Written instruction:
How many lines in the items below contain the string "Luxferre"? Case counts. Give only the number.
============
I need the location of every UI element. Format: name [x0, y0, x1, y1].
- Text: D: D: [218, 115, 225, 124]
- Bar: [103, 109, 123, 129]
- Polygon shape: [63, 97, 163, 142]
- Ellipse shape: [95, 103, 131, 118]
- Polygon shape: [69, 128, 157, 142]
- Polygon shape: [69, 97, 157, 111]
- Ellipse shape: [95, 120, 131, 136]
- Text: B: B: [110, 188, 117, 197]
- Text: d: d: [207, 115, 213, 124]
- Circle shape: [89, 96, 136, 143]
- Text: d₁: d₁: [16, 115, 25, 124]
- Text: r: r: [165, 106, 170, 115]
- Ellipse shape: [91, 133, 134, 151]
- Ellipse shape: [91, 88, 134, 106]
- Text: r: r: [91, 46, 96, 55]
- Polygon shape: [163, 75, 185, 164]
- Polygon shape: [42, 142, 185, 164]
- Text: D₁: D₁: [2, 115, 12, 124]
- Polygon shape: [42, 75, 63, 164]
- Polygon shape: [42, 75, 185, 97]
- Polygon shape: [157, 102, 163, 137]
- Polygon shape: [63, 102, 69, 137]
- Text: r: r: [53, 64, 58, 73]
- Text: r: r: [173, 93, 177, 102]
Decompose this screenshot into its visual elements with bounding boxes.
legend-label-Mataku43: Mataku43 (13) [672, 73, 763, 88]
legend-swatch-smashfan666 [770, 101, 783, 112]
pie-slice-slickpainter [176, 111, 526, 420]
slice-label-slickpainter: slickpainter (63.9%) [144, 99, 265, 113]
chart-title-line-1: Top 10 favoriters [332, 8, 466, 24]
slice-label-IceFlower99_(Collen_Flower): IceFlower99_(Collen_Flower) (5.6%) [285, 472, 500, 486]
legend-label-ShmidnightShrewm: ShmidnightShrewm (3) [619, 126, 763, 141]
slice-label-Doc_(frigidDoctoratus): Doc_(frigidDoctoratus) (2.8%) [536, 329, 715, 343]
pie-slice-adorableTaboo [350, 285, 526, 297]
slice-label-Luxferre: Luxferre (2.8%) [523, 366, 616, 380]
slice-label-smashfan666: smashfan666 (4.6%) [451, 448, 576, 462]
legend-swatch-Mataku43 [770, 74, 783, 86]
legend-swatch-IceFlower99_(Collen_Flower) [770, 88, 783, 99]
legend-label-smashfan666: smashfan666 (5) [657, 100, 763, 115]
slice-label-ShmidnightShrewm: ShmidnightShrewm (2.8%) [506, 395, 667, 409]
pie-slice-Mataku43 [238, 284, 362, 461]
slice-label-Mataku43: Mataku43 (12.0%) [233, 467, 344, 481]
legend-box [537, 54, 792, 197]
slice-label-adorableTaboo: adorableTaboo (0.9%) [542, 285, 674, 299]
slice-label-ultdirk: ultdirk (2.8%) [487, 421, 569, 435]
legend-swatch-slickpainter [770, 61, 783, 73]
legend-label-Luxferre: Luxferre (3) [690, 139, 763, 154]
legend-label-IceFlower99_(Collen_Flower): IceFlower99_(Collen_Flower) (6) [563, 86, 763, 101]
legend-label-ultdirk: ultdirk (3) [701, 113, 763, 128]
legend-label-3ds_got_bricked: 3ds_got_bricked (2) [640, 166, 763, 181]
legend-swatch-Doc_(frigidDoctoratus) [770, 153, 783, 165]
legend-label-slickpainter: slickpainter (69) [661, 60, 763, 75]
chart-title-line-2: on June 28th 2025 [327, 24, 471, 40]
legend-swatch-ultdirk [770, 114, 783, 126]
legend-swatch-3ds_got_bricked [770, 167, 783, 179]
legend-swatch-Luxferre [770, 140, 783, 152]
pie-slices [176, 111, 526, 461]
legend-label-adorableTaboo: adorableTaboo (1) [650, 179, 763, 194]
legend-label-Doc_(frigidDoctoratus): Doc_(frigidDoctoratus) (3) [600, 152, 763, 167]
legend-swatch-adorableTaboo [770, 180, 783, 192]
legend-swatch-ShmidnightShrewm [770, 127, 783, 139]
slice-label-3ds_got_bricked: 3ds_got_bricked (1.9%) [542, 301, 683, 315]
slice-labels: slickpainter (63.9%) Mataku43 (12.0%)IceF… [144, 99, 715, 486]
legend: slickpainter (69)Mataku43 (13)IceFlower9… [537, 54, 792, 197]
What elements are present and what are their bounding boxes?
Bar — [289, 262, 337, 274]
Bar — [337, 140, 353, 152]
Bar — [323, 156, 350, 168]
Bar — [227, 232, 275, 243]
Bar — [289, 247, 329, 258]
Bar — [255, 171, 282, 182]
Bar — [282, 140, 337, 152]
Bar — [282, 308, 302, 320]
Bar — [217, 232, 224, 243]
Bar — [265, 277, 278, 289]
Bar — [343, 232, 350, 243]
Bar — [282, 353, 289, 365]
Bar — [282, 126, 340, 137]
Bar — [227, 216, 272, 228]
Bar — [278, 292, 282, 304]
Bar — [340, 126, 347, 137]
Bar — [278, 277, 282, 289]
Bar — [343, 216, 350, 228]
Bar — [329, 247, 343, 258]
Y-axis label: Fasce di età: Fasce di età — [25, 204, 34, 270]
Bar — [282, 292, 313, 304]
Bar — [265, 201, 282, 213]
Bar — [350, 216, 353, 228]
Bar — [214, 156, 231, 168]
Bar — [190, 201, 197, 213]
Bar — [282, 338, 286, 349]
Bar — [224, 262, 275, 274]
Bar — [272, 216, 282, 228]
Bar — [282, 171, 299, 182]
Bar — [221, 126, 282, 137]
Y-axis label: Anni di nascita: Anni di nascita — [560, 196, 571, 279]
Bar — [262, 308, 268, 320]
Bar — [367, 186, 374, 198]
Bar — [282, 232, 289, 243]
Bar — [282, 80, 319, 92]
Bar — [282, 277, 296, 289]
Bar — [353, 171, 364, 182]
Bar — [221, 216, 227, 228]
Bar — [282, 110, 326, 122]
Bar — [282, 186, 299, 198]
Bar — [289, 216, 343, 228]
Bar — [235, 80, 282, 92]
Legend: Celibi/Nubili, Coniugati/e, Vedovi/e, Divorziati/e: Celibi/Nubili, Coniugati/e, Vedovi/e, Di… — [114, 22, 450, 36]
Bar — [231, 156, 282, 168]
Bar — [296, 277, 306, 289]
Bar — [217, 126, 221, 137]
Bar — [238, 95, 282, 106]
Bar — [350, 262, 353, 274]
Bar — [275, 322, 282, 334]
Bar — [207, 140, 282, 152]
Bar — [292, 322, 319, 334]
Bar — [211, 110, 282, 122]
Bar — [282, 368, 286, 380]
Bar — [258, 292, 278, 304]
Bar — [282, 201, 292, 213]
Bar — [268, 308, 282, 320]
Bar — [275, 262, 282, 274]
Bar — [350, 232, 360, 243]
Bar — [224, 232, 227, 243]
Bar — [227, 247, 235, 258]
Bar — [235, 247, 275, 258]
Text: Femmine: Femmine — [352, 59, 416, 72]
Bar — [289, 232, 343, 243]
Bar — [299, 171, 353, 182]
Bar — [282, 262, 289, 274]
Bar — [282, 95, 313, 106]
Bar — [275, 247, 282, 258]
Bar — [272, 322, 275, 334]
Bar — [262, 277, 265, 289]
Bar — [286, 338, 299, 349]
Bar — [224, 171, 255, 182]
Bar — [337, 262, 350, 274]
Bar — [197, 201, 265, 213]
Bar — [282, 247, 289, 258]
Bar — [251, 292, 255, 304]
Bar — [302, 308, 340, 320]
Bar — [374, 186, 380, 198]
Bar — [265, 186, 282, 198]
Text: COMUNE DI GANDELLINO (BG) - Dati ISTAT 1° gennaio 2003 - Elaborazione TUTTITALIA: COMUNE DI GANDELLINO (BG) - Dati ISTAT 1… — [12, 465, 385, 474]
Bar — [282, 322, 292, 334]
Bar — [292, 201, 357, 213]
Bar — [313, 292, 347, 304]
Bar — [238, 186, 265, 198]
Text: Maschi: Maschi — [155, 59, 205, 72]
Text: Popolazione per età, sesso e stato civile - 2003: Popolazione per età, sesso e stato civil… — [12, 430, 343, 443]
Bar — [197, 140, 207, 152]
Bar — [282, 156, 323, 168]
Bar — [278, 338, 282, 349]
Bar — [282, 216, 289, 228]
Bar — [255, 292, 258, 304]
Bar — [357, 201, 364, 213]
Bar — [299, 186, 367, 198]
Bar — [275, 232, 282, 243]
============
Task result:
3